▸ Required work: Return each entry exactly, omitting nothing.

# START OF Exercise input

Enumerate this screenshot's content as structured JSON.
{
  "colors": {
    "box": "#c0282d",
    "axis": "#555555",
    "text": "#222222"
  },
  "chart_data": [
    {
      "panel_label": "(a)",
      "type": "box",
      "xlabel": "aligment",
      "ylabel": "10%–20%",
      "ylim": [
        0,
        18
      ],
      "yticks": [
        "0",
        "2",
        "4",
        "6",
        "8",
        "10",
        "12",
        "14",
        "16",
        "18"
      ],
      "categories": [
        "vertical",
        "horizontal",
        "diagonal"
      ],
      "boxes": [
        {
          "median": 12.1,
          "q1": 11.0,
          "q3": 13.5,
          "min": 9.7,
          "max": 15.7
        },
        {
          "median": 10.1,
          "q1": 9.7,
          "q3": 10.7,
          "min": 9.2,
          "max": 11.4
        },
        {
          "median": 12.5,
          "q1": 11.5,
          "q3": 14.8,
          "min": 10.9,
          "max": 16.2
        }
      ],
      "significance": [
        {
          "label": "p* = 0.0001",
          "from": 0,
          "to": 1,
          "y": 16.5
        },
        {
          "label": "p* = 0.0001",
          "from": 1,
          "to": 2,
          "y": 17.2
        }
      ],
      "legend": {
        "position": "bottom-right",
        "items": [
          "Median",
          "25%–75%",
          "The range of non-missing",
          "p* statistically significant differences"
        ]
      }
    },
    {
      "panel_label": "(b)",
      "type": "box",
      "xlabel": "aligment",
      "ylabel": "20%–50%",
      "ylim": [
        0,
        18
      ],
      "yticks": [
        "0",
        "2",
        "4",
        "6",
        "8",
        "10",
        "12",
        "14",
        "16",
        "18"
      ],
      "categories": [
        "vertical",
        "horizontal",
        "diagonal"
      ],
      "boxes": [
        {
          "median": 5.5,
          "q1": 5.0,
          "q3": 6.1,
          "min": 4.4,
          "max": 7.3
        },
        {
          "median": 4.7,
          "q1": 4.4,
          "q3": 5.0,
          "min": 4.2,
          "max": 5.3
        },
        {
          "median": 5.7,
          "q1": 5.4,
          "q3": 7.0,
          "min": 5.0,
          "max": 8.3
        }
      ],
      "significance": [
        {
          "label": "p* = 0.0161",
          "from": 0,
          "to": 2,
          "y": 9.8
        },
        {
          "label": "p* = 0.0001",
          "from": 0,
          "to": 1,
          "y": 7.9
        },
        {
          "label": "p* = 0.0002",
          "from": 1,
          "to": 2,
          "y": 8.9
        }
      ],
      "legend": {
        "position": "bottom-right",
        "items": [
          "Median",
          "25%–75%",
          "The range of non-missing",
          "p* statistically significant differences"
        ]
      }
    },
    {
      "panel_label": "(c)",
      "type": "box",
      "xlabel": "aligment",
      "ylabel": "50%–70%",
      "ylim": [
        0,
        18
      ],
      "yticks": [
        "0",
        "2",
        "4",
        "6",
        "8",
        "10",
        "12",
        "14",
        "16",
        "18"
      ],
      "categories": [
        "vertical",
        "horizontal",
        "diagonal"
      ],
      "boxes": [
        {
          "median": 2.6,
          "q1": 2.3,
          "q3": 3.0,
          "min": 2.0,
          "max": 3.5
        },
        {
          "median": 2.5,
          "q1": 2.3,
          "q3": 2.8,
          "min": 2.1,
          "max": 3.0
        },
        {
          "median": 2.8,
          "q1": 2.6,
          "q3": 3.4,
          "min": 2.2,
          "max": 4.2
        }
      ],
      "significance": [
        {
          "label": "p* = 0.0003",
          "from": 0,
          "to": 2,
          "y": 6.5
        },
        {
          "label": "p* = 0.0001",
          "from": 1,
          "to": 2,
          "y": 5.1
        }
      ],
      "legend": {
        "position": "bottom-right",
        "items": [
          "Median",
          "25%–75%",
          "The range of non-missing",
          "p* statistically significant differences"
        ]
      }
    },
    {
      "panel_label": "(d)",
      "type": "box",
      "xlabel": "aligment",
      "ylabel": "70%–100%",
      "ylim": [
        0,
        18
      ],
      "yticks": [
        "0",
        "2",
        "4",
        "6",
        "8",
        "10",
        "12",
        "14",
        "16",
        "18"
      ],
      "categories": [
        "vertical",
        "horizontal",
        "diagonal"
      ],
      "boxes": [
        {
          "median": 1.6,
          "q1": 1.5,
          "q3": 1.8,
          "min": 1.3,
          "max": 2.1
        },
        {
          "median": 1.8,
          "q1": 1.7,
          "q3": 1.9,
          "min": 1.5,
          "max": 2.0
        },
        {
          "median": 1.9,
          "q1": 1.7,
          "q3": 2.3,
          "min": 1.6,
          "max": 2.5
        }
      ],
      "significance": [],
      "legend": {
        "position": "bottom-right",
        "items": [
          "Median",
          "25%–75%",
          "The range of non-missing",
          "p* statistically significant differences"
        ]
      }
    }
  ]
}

# END OF Exercise input

▸ Written response:
Enumerate this screenshot's content as structured JSON.
{
  "colors": {
    "box": "#c0282d",
    "axis": "#555555",
    "text": "#222222"
  },
  "chart_data": [
    {
      "panel_label": "(a)",
      "type": "box",
      "xlabel": "aligment",
      "ylabel": "10%–20%",
      "ylim": [
        0,
        18
      ],
      "yticks": [
        "0",
        "2",
        "4",
        "6",
        "8",
        "10",
        "12",
        "14",
        "16",
        "18"
      ],
      "categories": [
        "vertical",
        "horizontal",
        "diagonal"
      ],
      "boxes": [
        {
          "median": 12.1,
          "q1": 11.0,
          "q3": 13.5,
          "min": 9.7,
          "max": 15.7
        },
        {
          "median": 10.1,
          "q1": 9.7,
          "q3": 10.7,
          "min": 9.2,
          "max": 11.4
        },
        {
          "median": 12.5,
          "q1": 11.5,
          "q3": 14.8,
          "min": 10.9,
          "max": 16.2
        }
      ],
      "significance": [
        {
          "label": "p* = 0.0001",
          "from": 0,
          "to": 1,
          "y": 16.5
        },
        {
          "label": "p* = 0.0001",
          "from": 1,
          "to": 2,
          "y": 17.2
        }
      ],
      "legend": {
        "position": "bottom-right",
        "items": [
          "Median",
          "25%–75%",
          "The range of non-missing",
          "p* statistically significant differences"
        ]
      }
    },
    {
      "panel_label": "(b)",
      "type": "box",
      "xlabel": "aligment",
      "ylabel": "20%–50%",
      "ylim": [
        0,
        18
      ],
      "yticks": [
        "0",
        "2",
        "4",
        "6",
        "8",
        "10",
        "12",
        "14",
        "16",
        "18"
      ],
      "categories": [
        "vertical",
        "horizontal",
        "diagonal"
      ],
      "boxes": [
        {
          "median": 5.5,
          "q1": 5.0,
          "q3": 6.1,
          "min": 4.4,
          "max": 7.3
        },
        {
          "median": 4.7,
          "q1": 4.4,
          "q3": 5.0,
          "min": 4.2,
          "max": 5.3
        },
        {
          "median": 5.7,
          "q1": 5.4,
          "q3": 7.0,
          "min": 5.0,
          "max": 8.3
        }
      ],
      "significance": [
        {
          "label": "p* = 0.0161",
          "from": 0,
          "to": 2,
          "y": 9.8
        },
        {
          "label": "p* = 0.0001",
          "from": 0,
          "to": 1,
          "y": 7.9
        },
        {
          "label": "p* = 0.0002",
          "from": 1,
          "to": 2,
          "y": 8.9
        }
      ],
      "legend": {
        "position": "bottom-right",
        "items": [
          "Median",
          "25%–75%",
          "The range of non-missing",
          "p* statistically significant differences"
        ]
      }
    },
    {
      "panel_label": "(c)",
      "type": "box",
      "xlabel": "aligment",
      "ylabel": "50%–70%",
      "ylim": [
        0,
        18
      ],
      "yticks": [
        "0",
        "2",
        "4",
        "6",
        "8",
        "10",
        "12",
        "14",
        "16",
        "18"
      ],
      "categories": [
        "vertical",
        "horizontal",
        "diagonal"
      ],
      "boxes": [
        {
          "median": 2.6,
          "q1": 2.3,
          "q3": 3.0,
          "min": 2.0,
          "max": 3.5
        },
        {
          "median": 2.5,
          "q1": 2.3,
          "q3": 2.8,
          "min": 2.1,
          "max": 3.0
        },
        {
          "median": 2.8,
          "q1": 2.6,
          "q3": 3.4,
          "min": 2.2,
          "max": 4.2
        }
      ],
      "significance": [
        {
          "label": "p* = 0.0003",
          "from": 0,
          "to": 2,
          "y": 6.5
        },
        {
          "label": "p* = 0.0001",
          "from": 1,
          "to": 2,
          "y": 5.1
        }
      ],
      "legend": {
        "position": "bottom-right",
        "items": [
          "Median",
          "25%–75%",
          "The range of non-missing",
          "p* statistically significant differences"
        ]
      }
    },
    {
      "panel_label": "(d)",
      "type": "box",
      "xlabel": "aligment",
      "ylabel": "70%–100%",
      "ylim": [
        0,
        18
      ],
      "yticks": [
        "0",
        "2",
        "4",
        "6",
        "8",
        "10",
        "12",
        "14",
        "16",
        "18"
      ],
      "categories": [
        "vertical",
        "horizontal",
        "diagonal"
      ],
      "boxes": [
        {
          "median": 1.6,
          "q1": 1.5,
          "q3": 1.8,
          "min": 1.3,
          "max": 2.1
        },
        {
          "median": 1.8,
          "q1": 1.7,
          "q3": 1.9,
          "min": 1.5,
          "max": 2.0
        },
        {
          "median": 1.9,
          "q1": 1.7,
          "q3": 2.3,
          "min": 1.6,
          "max": 2.5
        }
      ],
      "significance": [],
      "legend": {
        "position": "bottom-right",
        "items": [
          "Median",
          "25%–75%",
          "The range of non-missing",
          "p* statistically significant differences"
        ]
      }
    }
  ]
}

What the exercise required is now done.